— START RECORDS —
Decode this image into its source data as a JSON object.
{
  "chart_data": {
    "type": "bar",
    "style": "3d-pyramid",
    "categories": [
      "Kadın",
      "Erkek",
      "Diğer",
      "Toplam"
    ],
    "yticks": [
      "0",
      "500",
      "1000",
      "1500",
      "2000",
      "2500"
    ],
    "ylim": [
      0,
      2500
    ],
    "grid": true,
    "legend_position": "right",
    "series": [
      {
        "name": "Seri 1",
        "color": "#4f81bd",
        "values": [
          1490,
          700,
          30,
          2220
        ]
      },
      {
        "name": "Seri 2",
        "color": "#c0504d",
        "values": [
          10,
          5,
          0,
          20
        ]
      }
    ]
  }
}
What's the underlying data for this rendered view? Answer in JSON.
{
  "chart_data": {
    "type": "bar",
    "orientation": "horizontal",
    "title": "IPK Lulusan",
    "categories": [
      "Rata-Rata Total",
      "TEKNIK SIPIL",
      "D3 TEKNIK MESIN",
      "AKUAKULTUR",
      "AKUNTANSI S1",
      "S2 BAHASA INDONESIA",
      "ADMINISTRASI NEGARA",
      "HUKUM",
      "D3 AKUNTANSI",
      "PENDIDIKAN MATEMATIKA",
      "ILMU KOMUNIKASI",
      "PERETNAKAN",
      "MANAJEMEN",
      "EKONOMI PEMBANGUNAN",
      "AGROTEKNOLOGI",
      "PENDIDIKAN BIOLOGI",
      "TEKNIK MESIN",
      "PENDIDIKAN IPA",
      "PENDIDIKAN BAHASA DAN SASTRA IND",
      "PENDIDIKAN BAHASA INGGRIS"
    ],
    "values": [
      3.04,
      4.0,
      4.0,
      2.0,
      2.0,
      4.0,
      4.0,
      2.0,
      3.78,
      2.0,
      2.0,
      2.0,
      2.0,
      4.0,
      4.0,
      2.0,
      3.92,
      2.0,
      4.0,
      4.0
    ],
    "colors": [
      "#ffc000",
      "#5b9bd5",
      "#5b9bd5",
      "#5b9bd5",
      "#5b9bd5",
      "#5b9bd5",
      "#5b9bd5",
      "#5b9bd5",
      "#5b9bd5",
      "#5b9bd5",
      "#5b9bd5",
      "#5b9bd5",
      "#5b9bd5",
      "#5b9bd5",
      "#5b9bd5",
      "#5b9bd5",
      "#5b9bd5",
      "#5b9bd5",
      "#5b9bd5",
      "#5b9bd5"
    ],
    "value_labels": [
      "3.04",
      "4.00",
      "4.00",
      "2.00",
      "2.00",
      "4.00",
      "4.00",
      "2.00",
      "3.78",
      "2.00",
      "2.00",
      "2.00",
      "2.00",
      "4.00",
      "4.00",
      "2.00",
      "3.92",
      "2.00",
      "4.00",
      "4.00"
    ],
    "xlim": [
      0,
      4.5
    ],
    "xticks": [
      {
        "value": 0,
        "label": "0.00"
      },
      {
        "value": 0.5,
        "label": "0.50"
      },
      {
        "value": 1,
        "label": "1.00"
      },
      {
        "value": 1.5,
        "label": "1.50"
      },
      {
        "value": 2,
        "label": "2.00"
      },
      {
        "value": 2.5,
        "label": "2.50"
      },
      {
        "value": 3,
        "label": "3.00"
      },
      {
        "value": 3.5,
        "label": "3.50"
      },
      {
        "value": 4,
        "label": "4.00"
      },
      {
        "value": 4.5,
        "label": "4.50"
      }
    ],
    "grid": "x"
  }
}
— END RECORDS —
## SET PROBLEM
Reproduce every line above without error.

## EXERCISE RESULT
Decode this image into its source data as a JSON object.
{
  "chart_data": {
    "type": "bar",
    "style": "3d-pyramid",
    "categories": [
      "Kadın",
      "Erkek",
      "Diğer",
      "Toplam"
    ],
    "yticks": [
      "0",
      "500",
      "1000",
      "1500",
      "2000",
      "2500"
    ],
    "ylim": [
      0,
      2500
    ],
    "grid": true,
    "legend_position": "right",
    "series": [
      {
        "name": "Seri 1",
        "color": "#4f81bd",
        "values": [
          1490,
          700,
          30,
          2220
        ]
      },
      {
        "name": "Seri 2",
        "color": "#c0504d",
        "values": [
          10,
          5,
          0,
          20
        ]
      }
    ]
  }
}
What's the underlying data for this rendered view? Answer in JSON.
{
  "chart_data": {
    "type": "bar",
    "orientation": "horizontal",
    "title": "IPK Lulusan",
    "categories": [
      "Rata-Rata Total",
      "TEKNIK SIPIL",
      "D3 TEKNIK MESIN",
      "AKUAKULTUR",
      "AKUNTANSI S1",
      "S2 BAHASA INDONESIA",
      "ADMINISTRASI NEGARA",
      "HUKUM",
      "D3 AKUNTANSI",
      "PENDIDIKAN MATEMATIKA",
      "ILMU KOMUNIKASI",
      "PERETNAKAN",
      "MANAJEMEN",
      "EKONOMI PEMBANGUNAN",
      "AGROTEKNOLOGI",
      "PENDIDIKAN BIOLOGI",
      "TEKNIK MESIN",
      "PENDIDIKAN IPA",
      "PENDIDIKAN BAHASA DAN SASTRA IND",
      "PENDIDIKAN BAHASA INGGRIS"
    ],
    "values": [
      3.04,
      4.0,
      4.0,
      2.0,
      2.0,
      4.0,
      4.0,
      2.0,
      3.78,
      2.0,
      2.0,
      2.0,
      2.0,
      4.0,
      4.0,
      2.0,
      3.92,
      2.0,
      4.0,
      4.0
    ],
    "colors": [
      "#ffc000",
      "#5b9bd5",
      "#5b9bd5",
      "#5b9bd5",
      "#5b9bd5",
      "#5b9bd5",
      "#5b9bd5",
      "#5b9bd5",
      "#5b9bd5",
      "#5b9bd5",
      "#5b9bd5",
      "#5b9bd5",
      "#5b9bd5",
      "#5b9bd5",
      "#5b9bd5",
      "#5b9bd5",
      "#5b9bd5",
      "#5b9bd5",
      "#5b9bd5",
      "#5b9bd5"
    ],
    "value_labels": [
      "3.04",
      "4.00",
      "4.00",
      "2.00",
      "2.00",
      "4.00",
      "4.00",
      "2.00",
      "3.78",
      "2.00",
      "2.00",
      "2.00",
      "2.00",
      "4.00",
      "4.00",
      "2.00",
      "3.92",
      "2.00",
      "4.00",
      "4.00"
    ],
    "xlim": [
      0,
      4.5
    ],
    "xticks": [
      {
        "value": 0,
        "label": "0.00"
      },
      {
        "value": 0.5,
        "label": "0.50"
      },
      {
        "value": 1,
        "label": "1.00"
      },
      {
        "value": 1.5,
        "label": "1.50"
      },
      {
        "value": 2,
        "label": "2.00"
      },
      {
        "value": 2.5,
        "label": "2.50"
      },
      {
        "value": 3,
        "label": "3.00"
      },
      {
        "value": 3.5,
        "label": "3.50"
      },
      {
        "value": 4,
        "label": "4.00"
      },
      {
        "value": 4.5,
        "label": "4.50"
      }
    ],
    "grid": "x"
  }
}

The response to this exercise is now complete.